> _Exercise instructions_
Copy, from the entries below, each line in which the string "STUDIES" appears.

> _Materials provided_

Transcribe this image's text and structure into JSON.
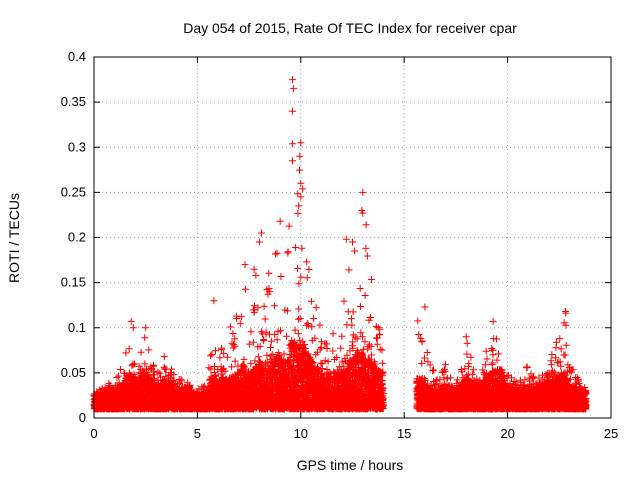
{
  "chart_data": {
    "type": "scatter",
    "title": "Day 054 of 2015, Rate Of TEC Index for receiver cpar",
    "xlabel": "GPS time / hours",
    "ylabel": "ROTI / TECUs",
    "xlim": [
      0,
      25
    ],
    "ylim": [
      0,
      0.4
    ],
    "xticks": [
      0,
      5,
      10,
      15,
      20,
      25
    ],
    "yticks": [
      0,
      0.05,
      0.1,
      0.15,
      0.2,
      0.25,
      0.3,
      0.35,
      0.4
    ],
    "xtick_labels": [
      "0",
      "5",
      "10",
      "15",
      "20",
      "25"
    ],
    "ytick_labels": [
      "0",
      "0.05",
      "0.1",
      "0.15",
      "0.2",
      "0.25",
      "0.3",
      "0.35",
      "0.4"
    ],
    "grid": true,
    "marker": "+",
    "color": "#ff0000",
    "data_gap_hours": [
      14.0,
      15.6
    ],
    "series": [
      {
        "name": "ROTI",
        "envelope": {
          "x": [
            0,
            0.5,
            1,
            1.5,
            1.8,
            2,
            2.4,
            3,
            3.4,
            4,
            4.5,
            5,
            5.5,
            5.8,
            6,
            6.5,
            7,
            7.2,
            7.5,
            8,
            8.2,
            8.5,
            9,
            9.3,
            9.6,
            9.8,
            10,
            10.3,
            10.6,
            11,
            11.5,
            12,
            12.5,
            12.8,
            13,
            13.5,
            13.9,
            15.7,
            16,
            16.5,
            17,
            17.5,
            18,
            18.5,
            19,
            19.3,
            19.6,
            20,
            20.5,
            21,
            21.5,
            22,
            22.5,
            22.8,
            23,
            23.5,
            23.8
          ],
          "max": [
            0.03,
            0.035,
            0.045,
            0.068,
            0.105,
            0.06,
            0.095,
            0.05,
            0.068,
            0.045,
            0.04,
            0.03,
            0.05,
            0.13,
            0.08,
            0.1,
            0.12,
            0.17,
            0.13,
            0.21,
            0.14,
            0.17,
            0.24,
            0.14,
            0.37,
            0.28,
            0.3,
            0.2,
            0.15,
            0.1,
            0.09,
            0.12,
            0.195,
            0.16,
            0.25,
            0.14,
            0.11,
            0.12,
            0.08,
            0.05,
            0.06,
            0.035,
            0.09,
            0.05,
            0.085,
            0.1,
            0.105,
            0.05,
            0.04,
            0.06,
            0.045,
            0.07,
            0.09,
            0.118,
            0.06,
            0.04,
            0.04
          ],
          "typical": [
            0.025,
            0.027,
            0.03,
            0.04,
            0.05,
            0.04,
            0.05,
            0.035,
            0.04,
            0.032,
            0.03,
            0.025,
            0.03,
            0.05,
            0.04,
            0.045,
            0.05,
            0.06,
            0.05,
            0.06,
            0.055,
            0.06,
            0.07,
            0.06,
            0.09,
            0.08,
            0.08,
            0.07,
            0.06,
            0.05,
            0.045,
            0.05,
            0.07,
            0.065,
            0.075,
            0.06,
            0.05,
            0.045,
            0.035,
            0.03,
            0.035,
            0.03,
            0.045,
            0.035,
            0.045,
            0.05,
            0.055,
            0.035,
            0.03,
            0.035,
            0.035,
            0.04,
            0.045,
            0.05,
            0.035,
            0.03,
            0.03
          ]
        },
        "points": [
          {
            "x": 9.6,
            "y": 0.375
          },
          {
            "x": 9.65,
            "y": 0.365
          },
          {
            "x": 9.6,
            "y": 0.34
          },
          {
            "x": 10.0,
            "y": 0.305
          },
          {
            "x": 9.95,
            "y": 0.29
          },
          {
            "x": 9.6,
            "y": 0.285
          },
          {
            "x": 10.0,
            "y": 0.26
          },
          {
            "x": 13.0,
            "y": 0.25
          },
          {
            "x": 12.95,
            "y": 0.23
          },
          {
            "x": 13.0,
            "y": 0.227
          },
          {
            "x": 10.0,
            "y": 0.245
          },
          {
            "x": 9.9,
            "y": 0.235
          },
          {
            "x": 8.1,
            "y": 0.205
          },
          {
            "x": 8.0,
            "y": 0.195
          },
          {
            "x": 12.2,
            "y": 0.198
          },
          {
            "x": 12.5,
            "y": 0.195
          },
          {
            "x": 12.6,
            "y": 0.185
          },
          {
            "x": 7.3,
            "y": 0.17
          },
          {
            "x": 1.8,
            "y": 0.107
          },
          {
            "x": 1.9,
            "y": 0.1
          },
          {
            "x": 2.5,
            "y": 0.1
          },
          {
            "x": 3.4,
            "y": 0.068
          },
          {
            "x": 16.0,
            "y": 0.123
          },
          {
            "x": 22.8,
            "y": 0.118
          },
          {
            "x": 19.3,
            "y": 0.107
          },
          {
            "x": 18.0,
            "y": 0.09
          },
          {
            "x": 5.8,
            "y": 0.13
          }
        ]
      }
    ]
  }
}
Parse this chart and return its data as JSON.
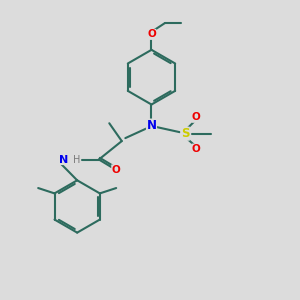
{
  "bg_color": "#dcdcdc",
  "bond_color": "#2d6b5e",
  "N_color": "#0000ee",
  "O_color": "#ee0000",
  "S_color": "#cccc00",
  "H_color": "#7a7a7a",
  "line_width": 1.5,
  "figsize": [
    3.0,
    3.0
  ],
  "dpi": 100,
  "xlim": [
    0,
    10
  ],
  "ylim": [
    0,
    10
  ]
}
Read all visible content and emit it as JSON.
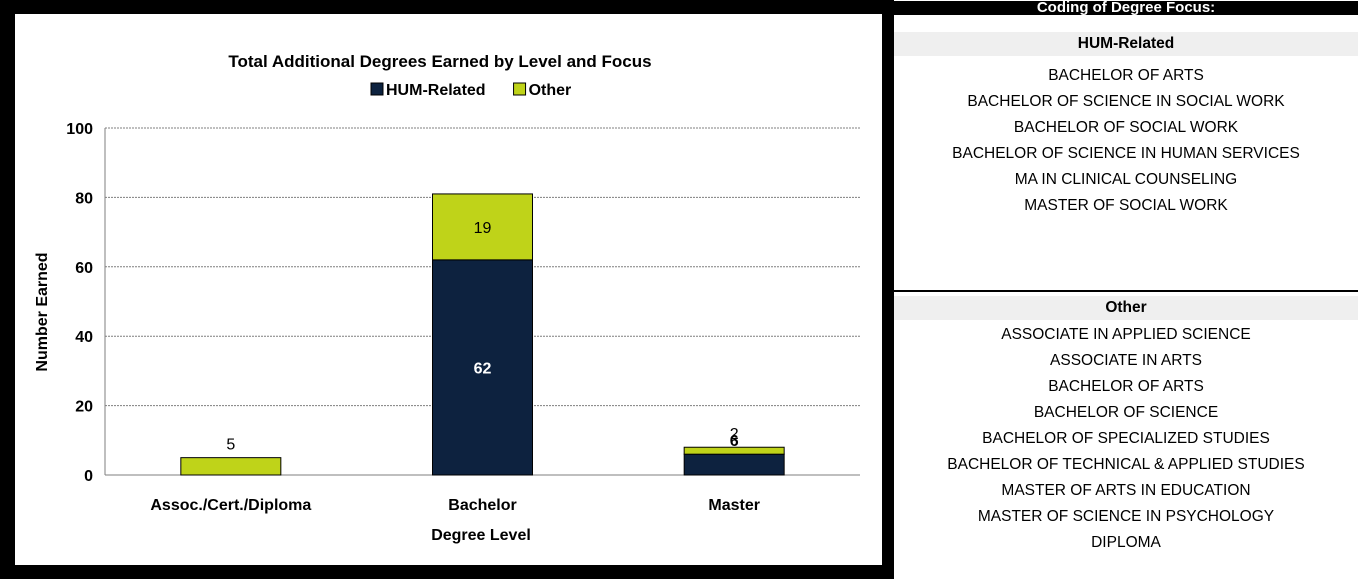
{
  "chart_data": {
    "type": "bar",
    "stacked": true,
    "title": "Total Additional Degrees Earned by Level and Focus",
    "xlabel": "Degree Level",
    "ylabel": "Number Earned",
    "ylim": [
      0,
      100
    ],
    "yticks": [
      0,
      20,
      40,
      60,
      80,
      100
    ],
    "grid": true,
    "legend_position": "top",
    "categories": [
      "Assoc./Cert./Diploma",
      "Bachelor",
      "Master"
    ],
    "series": [
      {
        "name": "HUM-Related",
        "color": "#0d223f",
        "values": [
          0,
          62,
          6
        ],
        "labels": [
          "",
          "62",
          "6"
        ]
      },
      {
        "name": "Other",
        "color": "#bfd319",
        "values": [
          5,
          19,
          2
        ],
        "labels": [
          "5",
          "19",
          "2"
        ]
      }
    ]
  },
  "coding": {
    "header": "Coding of Degree Focus:",
    "groups": [
      {
        "title": "HUM-Related",
        "items": [
          "BACHELOR OF ARTS",
          "BACHELOR OF SCIENCE IN SOCIAL WORK",
          "BACHELOR OF SOCIAL WORK",
          "BACHELOR OF SCIENCE IN HUMAN SERVICES",
          "MA IN CLINICAL COUNSELING",
          "MASTER OF SOCIAL WORK"
        ]
      },
      {
        "title": "Other",
        "items": [
          "ASSOCIATE IN APPLIED SCIENCE",
          "ASSOCIATE IN ARTS",
          "BACHELOR OF ARTS",
          "BACHELOR OF SCIENCE",
          "BACHELOR OF SPECIALIZED STUDIES",
          "BACHELOR OF TECHNICAL & APPLIED STUDIES",
          "MASTER OF ARTS IN EDUCATION",
          "MASTER OF SCIENCE IN PSYCHOLOGY",
          "DIPLOMA"
        ]
      }
    ]
  }
}
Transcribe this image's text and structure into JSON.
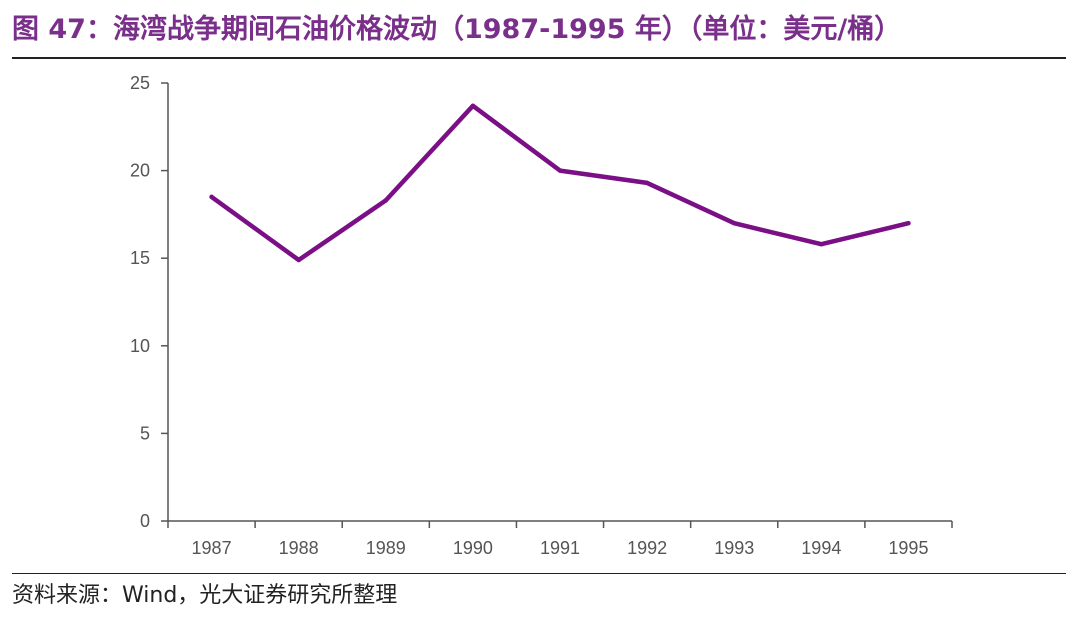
{
  "figure": {
    "title": "图 47：海湾战争期间石油价格波动（1987-1995 年）（单位：美元/桶）",
    "source": "资料来源：Wind，光大证券研究所整理"
  },
  "colors": {
    "title": "#7a2f8a",
    "line": "#7b0f86",
    "axis": "#555555",
    "tick_label": "#555555"
  },
  "chart_data": {
    "type": "line",
    "x": [
      "1987",
      "1988",
      "1989",
      "1990",
      "1991",
      "1992",
      "1993",
      "1994",
      "1995"
    ],
    "series": [
      {
        "values": [
          18.5,
          14.9,
          18.3,
          23.7,
          20.0,
          19.3,
          17.0,
          15.8,
          17.0
        ]
      }
    ],
    "ylim": [
      0,
      25
    ],
    "yticks": [
      0,
      5,
      10,
      15,
      20,
      25
    ],
    "grid": false,
    "legend": "none"
  }
}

> _Problem solution_
          "BACHELOR OF SPECIALIZED STUDIES",
          "BACHELOR OF TECHNICAL & APPLIED STUDIES",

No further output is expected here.